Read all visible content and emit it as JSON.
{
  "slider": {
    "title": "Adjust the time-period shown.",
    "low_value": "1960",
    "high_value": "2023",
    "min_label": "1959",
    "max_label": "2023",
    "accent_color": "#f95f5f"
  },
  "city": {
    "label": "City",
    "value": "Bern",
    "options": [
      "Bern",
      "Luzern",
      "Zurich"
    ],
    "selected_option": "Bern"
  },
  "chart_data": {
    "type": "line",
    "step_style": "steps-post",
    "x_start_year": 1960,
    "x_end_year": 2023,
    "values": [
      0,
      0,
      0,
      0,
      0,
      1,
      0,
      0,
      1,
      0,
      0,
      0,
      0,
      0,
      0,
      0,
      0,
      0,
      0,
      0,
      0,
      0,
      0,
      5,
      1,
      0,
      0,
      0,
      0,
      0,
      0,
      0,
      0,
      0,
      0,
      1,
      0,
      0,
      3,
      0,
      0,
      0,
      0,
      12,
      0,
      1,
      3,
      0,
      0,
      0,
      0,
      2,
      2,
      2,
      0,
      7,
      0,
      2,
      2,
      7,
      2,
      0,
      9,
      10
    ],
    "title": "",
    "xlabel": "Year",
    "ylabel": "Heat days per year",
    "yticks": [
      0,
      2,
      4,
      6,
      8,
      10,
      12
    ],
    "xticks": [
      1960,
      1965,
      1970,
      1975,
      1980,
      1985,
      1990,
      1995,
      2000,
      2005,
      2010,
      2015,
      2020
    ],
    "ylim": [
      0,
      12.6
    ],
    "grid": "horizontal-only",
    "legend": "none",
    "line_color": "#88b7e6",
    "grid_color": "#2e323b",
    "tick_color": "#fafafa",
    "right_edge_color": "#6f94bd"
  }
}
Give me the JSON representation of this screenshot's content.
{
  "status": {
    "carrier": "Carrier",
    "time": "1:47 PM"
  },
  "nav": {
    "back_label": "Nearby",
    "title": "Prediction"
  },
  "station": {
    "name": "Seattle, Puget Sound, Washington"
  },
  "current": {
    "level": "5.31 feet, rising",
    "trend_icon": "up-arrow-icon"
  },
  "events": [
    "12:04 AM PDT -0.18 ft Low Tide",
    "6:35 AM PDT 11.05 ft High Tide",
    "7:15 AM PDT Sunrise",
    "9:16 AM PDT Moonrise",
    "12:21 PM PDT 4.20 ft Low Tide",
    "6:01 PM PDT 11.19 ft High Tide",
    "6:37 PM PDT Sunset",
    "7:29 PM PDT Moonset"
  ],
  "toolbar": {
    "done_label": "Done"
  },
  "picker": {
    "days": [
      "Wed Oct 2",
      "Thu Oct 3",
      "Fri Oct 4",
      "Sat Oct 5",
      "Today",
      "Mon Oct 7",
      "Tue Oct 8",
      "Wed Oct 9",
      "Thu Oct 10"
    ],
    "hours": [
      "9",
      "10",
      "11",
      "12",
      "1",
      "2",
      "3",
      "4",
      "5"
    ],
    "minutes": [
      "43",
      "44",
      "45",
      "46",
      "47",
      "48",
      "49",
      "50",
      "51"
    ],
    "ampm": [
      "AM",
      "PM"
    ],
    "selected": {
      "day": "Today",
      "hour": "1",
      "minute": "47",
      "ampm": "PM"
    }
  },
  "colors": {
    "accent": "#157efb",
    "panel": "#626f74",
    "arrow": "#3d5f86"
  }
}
────────────────
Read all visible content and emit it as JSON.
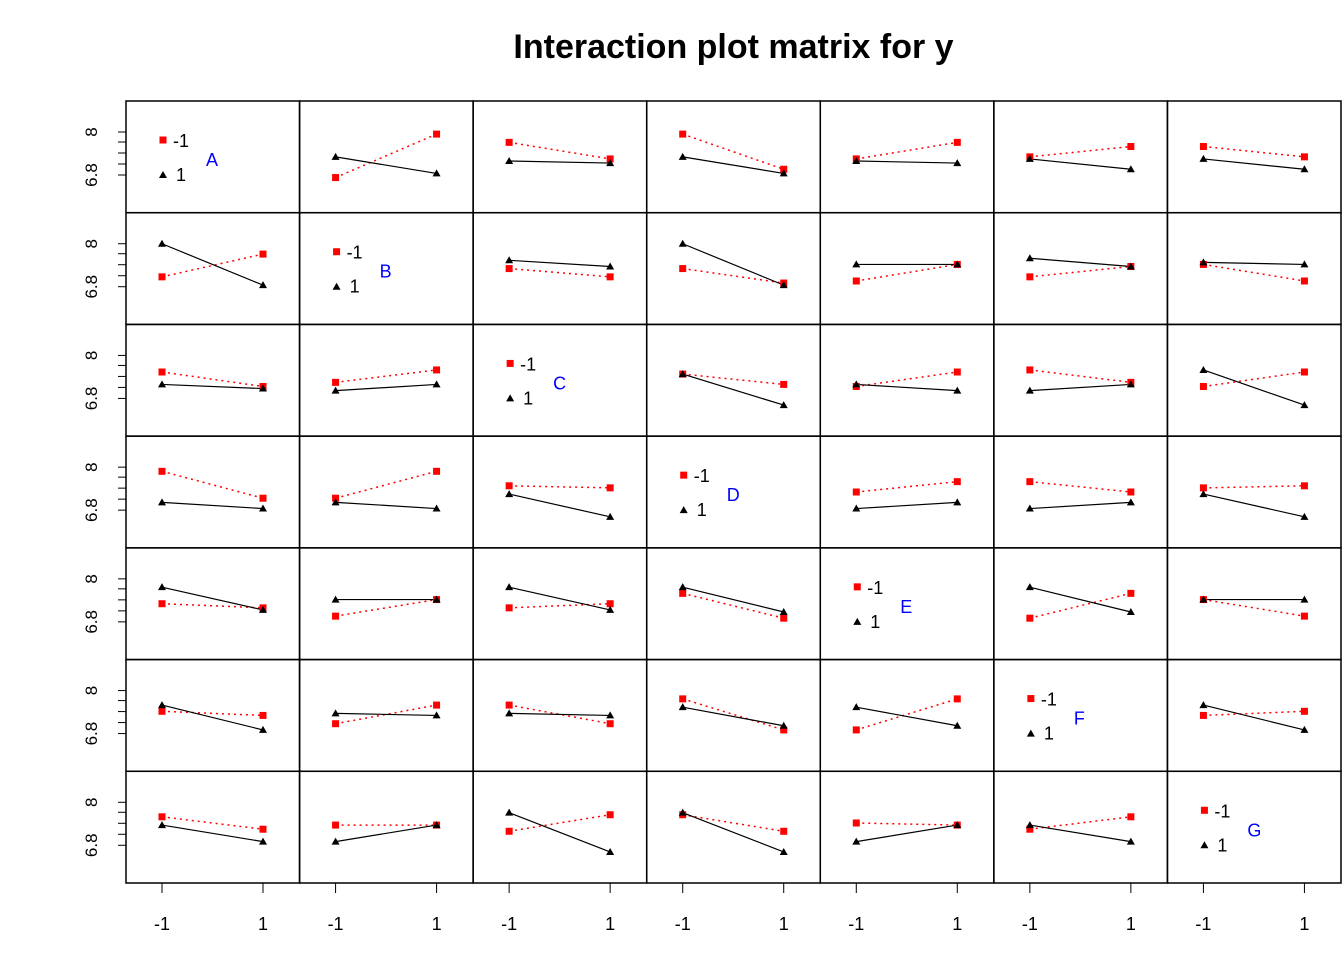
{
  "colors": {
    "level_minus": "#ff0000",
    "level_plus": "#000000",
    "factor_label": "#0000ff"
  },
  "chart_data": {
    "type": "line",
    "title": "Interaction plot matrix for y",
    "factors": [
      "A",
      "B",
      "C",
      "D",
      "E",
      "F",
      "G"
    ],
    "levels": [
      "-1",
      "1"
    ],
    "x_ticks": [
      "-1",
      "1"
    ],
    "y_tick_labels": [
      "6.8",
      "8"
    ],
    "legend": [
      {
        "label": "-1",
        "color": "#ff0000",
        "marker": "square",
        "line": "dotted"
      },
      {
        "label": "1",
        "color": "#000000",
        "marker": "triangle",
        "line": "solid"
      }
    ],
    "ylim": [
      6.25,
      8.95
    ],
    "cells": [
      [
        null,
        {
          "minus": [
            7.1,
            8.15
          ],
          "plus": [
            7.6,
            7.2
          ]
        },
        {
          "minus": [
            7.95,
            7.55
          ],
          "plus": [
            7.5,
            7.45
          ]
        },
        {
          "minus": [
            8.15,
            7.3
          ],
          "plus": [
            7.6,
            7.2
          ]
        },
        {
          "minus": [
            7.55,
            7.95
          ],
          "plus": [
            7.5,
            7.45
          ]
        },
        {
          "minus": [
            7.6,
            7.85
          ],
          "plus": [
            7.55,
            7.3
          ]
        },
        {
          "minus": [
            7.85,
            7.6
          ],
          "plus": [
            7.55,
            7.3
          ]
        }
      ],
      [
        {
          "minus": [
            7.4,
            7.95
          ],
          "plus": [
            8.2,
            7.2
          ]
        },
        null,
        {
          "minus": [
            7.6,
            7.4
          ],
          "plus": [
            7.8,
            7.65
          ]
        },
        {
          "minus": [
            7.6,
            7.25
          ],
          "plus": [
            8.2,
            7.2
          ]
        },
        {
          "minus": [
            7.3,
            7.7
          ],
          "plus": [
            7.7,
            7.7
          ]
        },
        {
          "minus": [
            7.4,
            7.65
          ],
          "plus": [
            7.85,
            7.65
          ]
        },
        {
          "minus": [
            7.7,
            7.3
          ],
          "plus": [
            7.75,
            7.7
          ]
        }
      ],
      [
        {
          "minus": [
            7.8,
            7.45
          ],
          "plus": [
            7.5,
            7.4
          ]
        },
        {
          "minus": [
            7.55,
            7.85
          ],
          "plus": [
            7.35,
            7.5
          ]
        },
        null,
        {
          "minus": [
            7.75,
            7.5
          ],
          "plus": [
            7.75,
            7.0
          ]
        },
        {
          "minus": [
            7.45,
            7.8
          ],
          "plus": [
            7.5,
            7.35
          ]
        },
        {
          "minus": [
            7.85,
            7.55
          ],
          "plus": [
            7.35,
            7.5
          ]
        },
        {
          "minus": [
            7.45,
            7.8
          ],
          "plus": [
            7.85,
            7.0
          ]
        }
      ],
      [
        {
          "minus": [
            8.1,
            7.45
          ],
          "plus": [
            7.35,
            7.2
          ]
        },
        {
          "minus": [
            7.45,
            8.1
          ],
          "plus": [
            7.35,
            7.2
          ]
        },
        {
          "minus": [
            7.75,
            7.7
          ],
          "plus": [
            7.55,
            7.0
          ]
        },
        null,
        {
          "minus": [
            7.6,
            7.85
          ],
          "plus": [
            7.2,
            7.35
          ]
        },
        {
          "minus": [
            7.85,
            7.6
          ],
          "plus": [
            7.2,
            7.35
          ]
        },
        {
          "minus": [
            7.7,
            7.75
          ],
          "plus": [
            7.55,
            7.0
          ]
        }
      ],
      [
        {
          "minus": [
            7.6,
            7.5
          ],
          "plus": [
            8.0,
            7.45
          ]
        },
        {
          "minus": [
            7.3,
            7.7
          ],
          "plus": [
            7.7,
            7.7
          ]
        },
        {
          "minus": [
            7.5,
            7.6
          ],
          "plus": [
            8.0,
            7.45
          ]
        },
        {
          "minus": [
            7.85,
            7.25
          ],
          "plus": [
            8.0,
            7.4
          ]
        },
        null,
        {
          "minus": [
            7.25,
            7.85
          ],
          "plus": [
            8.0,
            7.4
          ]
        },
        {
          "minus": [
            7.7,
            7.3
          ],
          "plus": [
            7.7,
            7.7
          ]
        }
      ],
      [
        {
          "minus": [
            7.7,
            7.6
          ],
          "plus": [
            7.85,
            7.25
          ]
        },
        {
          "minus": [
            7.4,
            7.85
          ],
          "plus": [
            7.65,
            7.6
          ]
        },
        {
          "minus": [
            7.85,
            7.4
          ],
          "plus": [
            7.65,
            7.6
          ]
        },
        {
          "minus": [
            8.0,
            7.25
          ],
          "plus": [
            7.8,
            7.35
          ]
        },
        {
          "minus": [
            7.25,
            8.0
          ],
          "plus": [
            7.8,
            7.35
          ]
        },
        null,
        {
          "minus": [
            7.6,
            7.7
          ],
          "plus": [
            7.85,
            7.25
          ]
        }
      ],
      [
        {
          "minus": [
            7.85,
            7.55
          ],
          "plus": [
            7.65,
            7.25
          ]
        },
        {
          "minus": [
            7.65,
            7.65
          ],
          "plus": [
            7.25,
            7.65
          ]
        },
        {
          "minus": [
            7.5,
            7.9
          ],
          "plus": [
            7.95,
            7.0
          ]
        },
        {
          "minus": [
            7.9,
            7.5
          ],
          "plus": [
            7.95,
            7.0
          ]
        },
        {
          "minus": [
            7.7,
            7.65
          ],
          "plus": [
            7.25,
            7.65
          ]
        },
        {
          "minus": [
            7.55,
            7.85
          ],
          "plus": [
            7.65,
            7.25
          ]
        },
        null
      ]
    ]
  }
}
────────────────
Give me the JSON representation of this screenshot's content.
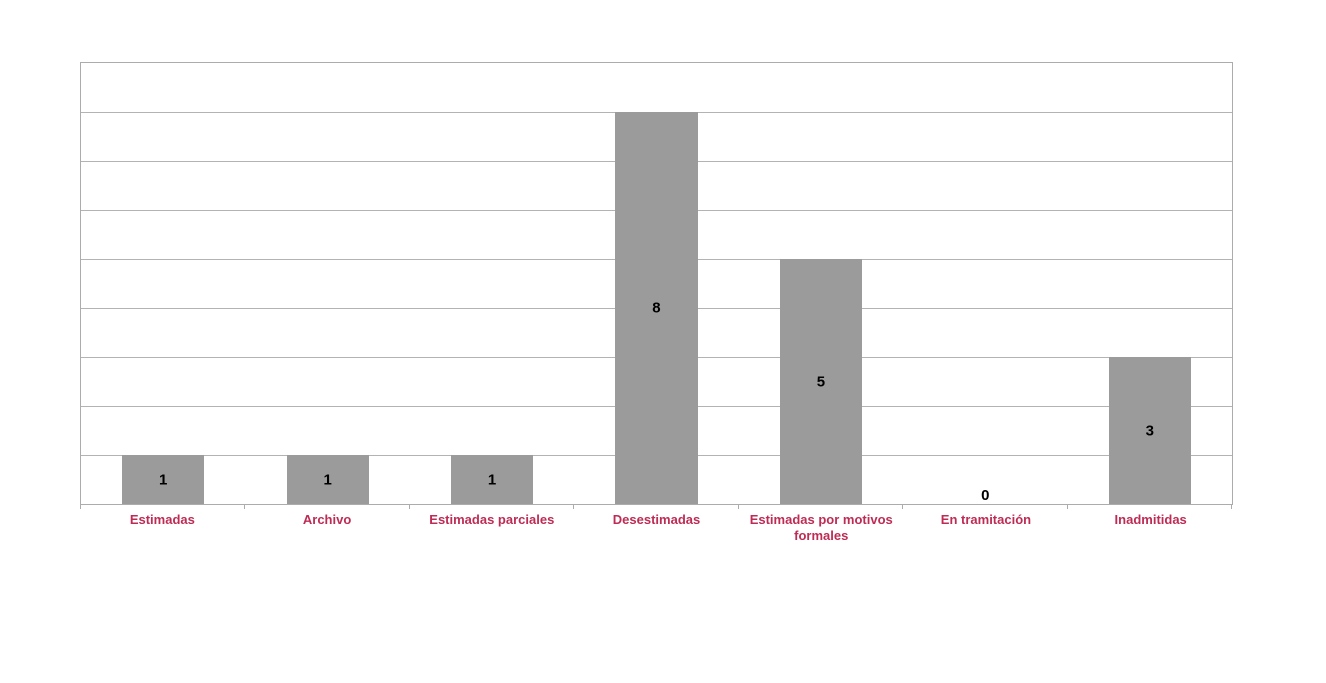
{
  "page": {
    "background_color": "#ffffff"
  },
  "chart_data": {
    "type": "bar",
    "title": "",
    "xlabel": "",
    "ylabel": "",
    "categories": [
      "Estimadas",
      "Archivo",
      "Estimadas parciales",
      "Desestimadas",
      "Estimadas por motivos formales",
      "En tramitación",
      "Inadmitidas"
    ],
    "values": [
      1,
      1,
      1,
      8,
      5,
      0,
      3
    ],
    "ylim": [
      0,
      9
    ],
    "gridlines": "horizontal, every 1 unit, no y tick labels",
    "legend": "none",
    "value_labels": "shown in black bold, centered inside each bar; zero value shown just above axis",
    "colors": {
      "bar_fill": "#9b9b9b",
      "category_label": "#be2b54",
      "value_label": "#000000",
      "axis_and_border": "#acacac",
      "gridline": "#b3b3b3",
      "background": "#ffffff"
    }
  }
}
────────────────
### Aim
Read the entries above, then pull out the lines that include "shown".

### Result of this exercise
    "title": "Adjust the time-period shown.",
    "value_labels": "shown in black bold, centered inside each bar; zero value shown just above axis",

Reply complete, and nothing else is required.